• [Exercise input]
· · · · ·

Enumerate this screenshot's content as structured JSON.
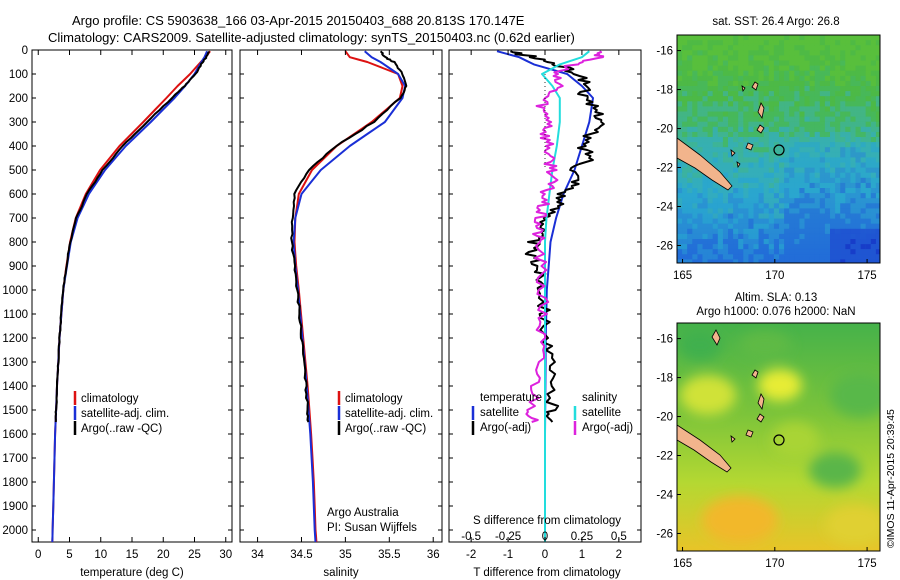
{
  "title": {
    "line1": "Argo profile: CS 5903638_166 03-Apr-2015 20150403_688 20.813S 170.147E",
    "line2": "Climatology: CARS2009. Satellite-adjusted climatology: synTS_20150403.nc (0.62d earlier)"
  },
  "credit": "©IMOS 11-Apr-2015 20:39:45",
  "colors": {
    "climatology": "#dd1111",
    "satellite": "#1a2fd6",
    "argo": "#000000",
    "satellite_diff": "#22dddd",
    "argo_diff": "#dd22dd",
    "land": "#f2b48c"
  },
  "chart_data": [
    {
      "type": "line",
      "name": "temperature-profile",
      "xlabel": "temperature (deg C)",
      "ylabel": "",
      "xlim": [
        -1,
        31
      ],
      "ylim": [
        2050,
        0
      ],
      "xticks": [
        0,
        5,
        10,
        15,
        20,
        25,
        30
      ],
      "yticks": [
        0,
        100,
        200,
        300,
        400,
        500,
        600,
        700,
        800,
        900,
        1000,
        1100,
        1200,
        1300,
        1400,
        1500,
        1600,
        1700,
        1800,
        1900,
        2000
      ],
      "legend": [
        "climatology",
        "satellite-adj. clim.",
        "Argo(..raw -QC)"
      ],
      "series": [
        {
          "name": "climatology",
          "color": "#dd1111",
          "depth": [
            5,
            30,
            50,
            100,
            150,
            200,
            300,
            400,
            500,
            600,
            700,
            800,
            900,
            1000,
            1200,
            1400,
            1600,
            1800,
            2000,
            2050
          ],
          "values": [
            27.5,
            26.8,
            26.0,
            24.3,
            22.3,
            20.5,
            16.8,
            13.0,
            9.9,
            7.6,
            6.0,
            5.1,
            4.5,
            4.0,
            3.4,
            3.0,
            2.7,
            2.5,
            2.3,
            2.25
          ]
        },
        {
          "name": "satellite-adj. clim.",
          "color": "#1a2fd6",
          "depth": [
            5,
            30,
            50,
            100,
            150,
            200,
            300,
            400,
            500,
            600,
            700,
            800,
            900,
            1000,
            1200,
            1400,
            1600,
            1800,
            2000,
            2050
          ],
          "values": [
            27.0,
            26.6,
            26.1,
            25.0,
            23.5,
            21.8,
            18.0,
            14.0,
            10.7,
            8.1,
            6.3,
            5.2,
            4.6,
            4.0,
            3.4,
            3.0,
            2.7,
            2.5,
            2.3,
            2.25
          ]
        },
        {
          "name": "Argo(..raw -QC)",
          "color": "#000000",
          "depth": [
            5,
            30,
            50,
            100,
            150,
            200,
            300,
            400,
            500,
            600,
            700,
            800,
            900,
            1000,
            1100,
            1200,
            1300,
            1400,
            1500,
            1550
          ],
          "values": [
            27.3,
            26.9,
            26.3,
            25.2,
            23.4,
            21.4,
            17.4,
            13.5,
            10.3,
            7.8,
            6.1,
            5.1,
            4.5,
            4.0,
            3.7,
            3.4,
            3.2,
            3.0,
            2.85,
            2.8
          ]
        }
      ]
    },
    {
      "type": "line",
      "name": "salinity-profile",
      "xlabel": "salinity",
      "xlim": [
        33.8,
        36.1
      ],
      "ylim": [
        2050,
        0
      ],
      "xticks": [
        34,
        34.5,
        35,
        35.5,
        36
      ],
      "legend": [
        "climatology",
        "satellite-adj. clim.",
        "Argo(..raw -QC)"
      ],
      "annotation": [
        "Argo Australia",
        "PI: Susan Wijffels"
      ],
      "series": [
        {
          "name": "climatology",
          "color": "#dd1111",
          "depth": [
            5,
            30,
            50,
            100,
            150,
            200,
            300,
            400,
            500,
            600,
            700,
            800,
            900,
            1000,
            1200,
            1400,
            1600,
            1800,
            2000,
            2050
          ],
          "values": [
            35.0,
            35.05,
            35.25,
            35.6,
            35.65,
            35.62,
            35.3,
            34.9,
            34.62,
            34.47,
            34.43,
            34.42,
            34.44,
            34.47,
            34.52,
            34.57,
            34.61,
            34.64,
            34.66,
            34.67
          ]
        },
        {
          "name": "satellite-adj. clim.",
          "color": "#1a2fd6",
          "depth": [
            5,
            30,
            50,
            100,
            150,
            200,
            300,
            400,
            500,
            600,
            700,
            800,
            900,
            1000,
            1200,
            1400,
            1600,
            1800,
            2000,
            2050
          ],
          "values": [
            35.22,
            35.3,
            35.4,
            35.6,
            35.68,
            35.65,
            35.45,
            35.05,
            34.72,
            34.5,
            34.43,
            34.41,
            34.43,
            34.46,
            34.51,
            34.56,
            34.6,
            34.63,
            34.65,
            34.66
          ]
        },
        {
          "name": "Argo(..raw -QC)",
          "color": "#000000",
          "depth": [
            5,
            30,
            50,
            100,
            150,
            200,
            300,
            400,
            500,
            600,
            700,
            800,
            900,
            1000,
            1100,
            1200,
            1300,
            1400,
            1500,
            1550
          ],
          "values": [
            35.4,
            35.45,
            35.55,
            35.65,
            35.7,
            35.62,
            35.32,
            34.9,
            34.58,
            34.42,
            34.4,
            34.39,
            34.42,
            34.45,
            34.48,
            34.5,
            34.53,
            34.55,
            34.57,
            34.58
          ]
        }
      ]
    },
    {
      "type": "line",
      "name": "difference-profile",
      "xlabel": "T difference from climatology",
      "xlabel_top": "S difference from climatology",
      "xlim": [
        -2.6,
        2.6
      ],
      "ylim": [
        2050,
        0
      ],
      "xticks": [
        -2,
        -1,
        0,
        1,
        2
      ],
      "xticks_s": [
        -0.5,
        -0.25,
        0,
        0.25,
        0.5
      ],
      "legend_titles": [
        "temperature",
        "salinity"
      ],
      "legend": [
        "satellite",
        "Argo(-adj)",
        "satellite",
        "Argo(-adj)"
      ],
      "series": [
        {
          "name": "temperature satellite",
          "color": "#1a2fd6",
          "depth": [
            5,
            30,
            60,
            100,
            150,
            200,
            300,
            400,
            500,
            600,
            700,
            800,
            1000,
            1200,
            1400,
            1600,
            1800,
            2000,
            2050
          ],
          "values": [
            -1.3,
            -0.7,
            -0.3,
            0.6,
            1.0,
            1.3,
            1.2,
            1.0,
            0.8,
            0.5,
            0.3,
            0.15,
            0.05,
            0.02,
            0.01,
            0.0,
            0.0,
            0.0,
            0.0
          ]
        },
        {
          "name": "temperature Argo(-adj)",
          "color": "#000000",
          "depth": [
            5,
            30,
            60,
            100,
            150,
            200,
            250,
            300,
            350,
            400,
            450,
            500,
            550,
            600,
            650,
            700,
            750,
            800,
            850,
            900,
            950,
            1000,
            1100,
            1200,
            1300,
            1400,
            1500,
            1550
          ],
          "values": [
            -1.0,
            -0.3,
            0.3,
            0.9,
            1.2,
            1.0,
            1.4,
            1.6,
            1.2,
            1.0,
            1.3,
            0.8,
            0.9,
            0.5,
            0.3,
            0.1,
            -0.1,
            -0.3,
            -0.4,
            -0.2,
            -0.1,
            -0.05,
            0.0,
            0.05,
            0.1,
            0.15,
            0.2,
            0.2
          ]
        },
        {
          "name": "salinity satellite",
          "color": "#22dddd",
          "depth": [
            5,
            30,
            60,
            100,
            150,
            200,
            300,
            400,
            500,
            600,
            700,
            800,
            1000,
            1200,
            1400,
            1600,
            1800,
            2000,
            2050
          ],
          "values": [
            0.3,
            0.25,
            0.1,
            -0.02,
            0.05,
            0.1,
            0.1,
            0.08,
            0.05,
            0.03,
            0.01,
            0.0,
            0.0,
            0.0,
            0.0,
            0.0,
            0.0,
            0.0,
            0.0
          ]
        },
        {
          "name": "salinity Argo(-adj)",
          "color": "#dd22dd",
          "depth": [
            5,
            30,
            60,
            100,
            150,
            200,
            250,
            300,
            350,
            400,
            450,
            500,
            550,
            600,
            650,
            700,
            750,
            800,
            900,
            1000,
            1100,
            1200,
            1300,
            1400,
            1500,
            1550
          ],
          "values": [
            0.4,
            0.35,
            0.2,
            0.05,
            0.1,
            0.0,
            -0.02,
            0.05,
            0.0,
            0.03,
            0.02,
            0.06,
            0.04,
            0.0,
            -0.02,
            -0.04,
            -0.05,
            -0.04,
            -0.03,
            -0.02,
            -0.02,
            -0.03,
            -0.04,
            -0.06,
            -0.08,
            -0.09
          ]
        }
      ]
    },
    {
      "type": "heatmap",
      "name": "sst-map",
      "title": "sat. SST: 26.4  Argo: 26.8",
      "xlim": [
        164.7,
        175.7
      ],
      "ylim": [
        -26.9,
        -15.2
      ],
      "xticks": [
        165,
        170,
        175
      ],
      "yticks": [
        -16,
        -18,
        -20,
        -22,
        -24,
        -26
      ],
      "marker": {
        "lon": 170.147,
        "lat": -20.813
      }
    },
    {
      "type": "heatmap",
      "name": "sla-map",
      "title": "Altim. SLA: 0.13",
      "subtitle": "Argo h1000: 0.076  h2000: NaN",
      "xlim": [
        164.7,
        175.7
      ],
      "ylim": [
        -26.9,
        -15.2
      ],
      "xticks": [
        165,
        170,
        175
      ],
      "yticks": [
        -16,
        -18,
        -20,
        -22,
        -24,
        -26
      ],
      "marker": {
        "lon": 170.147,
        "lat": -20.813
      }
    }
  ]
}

· · · · ·

• [Exercise requirements] Locate the string "profile" in the listing above and copy every line where it occurs.

• [Task result]
    "line1": "Argo profile: CS 5903638_166 03-Apr-2015 20150403_688 20.813S 170.147E",
      "name": "temperature-profile",
      "name": "salinity-profile",
      "name": "difference-profile",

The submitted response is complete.